*SOURCE EXCERPT*

H₂S in the adsorbed state

The adsorbed-state H₂S is the main occurrence form of H₂S in coal seams. At present, the H₂S accumulation process is extensively explored via isothermal adsorption parallel tests, contrastive analysis, generalized gray-scale correlation analysis, and quantum chemical analysis.

Fu et al. (2011, 2015) conducted the H₂S isothermal adsorption parallel tests under equilibrium water conditions, which revealed that the Langmuir curve could describe the H₂S adsorption pattern by coal rock, i.e., the isothermal curve consisted of (i) rapid adsorption, (ii) relatively slow adsorption, and (iii) equilibrium adsorption stages, as shown in Figure 5. Moreover, the distribution of coal mines with abnormally high H₂S concentration was controlled by tectonic structures (Meng and Li, 2018; Shen et al., 2018; Wang et al., 2018). For instance, the Fukang Coal Mine, located in the Mesozoic folded belt of the Bogeda Mountain between the Fukang and Yaomoshan Fractures, had H₂S anomaly coal seams, mainly distributed in the protruded cambered part of the thrust nappe and well-developed tectonic coal regions. Similarly, the Choumeigou Mine, the Xinlong Mine, the Jinlong Mine, and the Kanglong Mine with H₂S anomaly were located in the protruded cambered part in the middle thrust nappe, which were closed inverted anticline structures. The coal seams with high-concentration H₂S anomaly were crushed, and gas escaping during the coal seam lifting process provided space for later adsorption of H₂S. The coal seams were confined by the Nanchi steel reservoir fault, the Choumeigou reverse fault, the Ganhezi reverse fault, the Wugonggou fault, and the Xiaolongkou reverse fault. Accordingly, the late-adsorbed H₂S was confined, which led to anomalous enrichment of absorbed-state H₂S in the coal seams.

Figure 5.

Isothermal adsorption curve of hydrogen sulfide (H₂S) by coal at 30 °C: rapid adsorption, slow adsorption, and equilibrium stages (He et al., 2015).

*PROVIDED MATERIAL*

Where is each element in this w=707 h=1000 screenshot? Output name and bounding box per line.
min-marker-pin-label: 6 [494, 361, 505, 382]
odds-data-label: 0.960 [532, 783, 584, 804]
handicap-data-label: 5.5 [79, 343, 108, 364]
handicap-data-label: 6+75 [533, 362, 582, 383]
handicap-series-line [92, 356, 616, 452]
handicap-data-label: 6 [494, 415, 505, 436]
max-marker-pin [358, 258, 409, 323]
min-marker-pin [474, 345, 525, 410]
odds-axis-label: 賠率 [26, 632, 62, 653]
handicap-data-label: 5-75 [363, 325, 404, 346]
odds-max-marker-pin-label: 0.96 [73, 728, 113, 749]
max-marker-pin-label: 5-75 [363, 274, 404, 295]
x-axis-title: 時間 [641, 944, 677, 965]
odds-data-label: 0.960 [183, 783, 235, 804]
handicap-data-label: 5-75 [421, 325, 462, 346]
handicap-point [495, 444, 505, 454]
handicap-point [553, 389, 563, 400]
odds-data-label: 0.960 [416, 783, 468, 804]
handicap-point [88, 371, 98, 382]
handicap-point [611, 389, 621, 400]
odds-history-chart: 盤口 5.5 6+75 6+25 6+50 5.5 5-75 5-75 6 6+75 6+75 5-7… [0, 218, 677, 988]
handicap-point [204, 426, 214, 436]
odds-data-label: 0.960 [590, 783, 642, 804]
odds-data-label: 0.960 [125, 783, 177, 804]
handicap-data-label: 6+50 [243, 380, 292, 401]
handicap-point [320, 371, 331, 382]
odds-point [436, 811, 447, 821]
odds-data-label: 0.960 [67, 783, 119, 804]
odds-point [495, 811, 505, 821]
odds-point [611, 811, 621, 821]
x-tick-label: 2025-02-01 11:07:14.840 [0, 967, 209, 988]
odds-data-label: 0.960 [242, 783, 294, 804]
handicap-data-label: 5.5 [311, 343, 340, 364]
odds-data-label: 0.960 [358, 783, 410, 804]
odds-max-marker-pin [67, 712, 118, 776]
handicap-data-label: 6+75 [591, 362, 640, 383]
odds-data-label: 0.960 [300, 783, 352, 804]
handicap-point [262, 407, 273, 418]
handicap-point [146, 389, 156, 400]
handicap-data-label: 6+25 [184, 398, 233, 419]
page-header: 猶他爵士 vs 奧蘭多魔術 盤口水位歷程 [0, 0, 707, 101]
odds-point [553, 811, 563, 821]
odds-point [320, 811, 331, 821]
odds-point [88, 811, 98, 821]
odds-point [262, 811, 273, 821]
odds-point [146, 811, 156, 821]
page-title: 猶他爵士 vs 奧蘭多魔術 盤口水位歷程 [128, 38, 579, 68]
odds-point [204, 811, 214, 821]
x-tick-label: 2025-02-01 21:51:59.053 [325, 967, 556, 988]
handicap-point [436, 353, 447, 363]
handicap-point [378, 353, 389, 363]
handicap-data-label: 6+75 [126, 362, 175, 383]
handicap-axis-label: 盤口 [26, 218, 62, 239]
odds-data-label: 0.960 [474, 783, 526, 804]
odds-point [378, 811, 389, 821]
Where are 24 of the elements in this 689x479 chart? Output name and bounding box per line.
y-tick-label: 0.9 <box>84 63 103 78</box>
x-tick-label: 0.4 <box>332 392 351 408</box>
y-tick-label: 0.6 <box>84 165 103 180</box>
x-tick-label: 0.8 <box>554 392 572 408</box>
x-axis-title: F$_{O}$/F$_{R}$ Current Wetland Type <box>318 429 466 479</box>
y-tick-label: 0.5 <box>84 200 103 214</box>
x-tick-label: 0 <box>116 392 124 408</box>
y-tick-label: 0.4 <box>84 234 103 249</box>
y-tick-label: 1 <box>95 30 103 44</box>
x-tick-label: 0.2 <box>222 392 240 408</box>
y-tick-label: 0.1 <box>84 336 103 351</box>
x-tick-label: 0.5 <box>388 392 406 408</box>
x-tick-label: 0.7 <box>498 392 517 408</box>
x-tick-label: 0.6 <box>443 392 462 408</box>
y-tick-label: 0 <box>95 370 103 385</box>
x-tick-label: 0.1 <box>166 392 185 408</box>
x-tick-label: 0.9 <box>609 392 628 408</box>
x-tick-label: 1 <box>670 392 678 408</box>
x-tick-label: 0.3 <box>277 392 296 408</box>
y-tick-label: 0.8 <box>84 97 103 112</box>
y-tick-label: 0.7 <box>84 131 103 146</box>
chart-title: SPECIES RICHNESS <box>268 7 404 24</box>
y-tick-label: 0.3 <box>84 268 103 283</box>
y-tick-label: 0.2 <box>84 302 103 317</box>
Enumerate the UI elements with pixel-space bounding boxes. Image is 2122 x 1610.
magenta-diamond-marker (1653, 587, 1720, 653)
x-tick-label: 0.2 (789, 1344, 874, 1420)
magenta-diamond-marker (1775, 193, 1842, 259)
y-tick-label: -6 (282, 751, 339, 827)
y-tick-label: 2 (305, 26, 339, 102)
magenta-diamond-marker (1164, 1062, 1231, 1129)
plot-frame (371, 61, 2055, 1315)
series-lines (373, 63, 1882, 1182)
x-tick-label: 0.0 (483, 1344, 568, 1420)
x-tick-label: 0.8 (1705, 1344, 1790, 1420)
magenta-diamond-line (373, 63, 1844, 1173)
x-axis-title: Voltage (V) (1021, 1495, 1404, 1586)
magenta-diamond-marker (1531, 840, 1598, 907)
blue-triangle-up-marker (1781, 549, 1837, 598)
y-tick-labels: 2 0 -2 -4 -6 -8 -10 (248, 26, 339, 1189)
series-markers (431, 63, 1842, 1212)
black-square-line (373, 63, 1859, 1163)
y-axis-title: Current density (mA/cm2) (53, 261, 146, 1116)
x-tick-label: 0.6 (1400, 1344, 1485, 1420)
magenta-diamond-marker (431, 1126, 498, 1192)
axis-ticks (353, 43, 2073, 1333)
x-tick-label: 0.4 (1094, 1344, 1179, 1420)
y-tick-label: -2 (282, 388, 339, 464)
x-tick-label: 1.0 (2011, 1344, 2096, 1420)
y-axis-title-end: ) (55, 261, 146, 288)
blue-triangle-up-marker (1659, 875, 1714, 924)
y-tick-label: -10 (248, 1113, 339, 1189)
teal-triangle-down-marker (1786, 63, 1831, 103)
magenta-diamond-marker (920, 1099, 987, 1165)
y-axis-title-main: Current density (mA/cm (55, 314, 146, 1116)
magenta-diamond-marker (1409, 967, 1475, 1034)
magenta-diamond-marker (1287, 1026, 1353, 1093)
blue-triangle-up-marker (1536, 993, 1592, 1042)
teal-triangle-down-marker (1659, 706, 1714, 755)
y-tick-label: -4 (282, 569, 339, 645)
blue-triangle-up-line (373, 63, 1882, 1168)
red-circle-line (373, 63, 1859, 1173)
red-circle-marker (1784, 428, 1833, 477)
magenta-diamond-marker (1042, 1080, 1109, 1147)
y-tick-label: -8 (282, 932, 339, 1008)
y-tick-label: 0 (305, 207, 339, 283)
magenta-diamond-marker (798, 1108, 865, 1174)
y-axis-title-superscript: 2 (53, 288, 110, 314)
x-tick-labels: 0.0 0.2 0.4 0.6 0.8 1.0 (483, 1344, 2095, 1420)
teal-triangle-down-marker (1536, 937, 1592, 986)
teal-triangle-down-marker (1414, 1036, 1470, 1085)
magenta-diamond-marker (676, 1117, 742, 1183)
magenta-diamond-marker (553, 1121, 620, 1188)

*WORK INSTRUCTIONS*
[1] Translate into Spanish the following sentence from the text on adsorbed H₂S in coal seams: "The adsorbed-state H₂S is the main occurrence form of H₂S in coal seams."
[2] From the text on adsorbed H₂S in coal seams, reproduce verbatim the part that opens with the words containing "The adsorbed-state H₂S" and closes with "quantum chemical analysis.".

*WORKED SOLUTIONS*
[1] El H₂S en estado adsorbido es la principal forma de presencia del H₂S en las capas de carbón.

[2]
The adsorbed-state H₂S is the main occurrence form of H₂S in coal seams. At present, the H₂S accumulation process is extensively explored via isothermal adsorption parallel tests, contrastive analysis, generalized gray-scale correlation analysis, and quantum chemical analysis.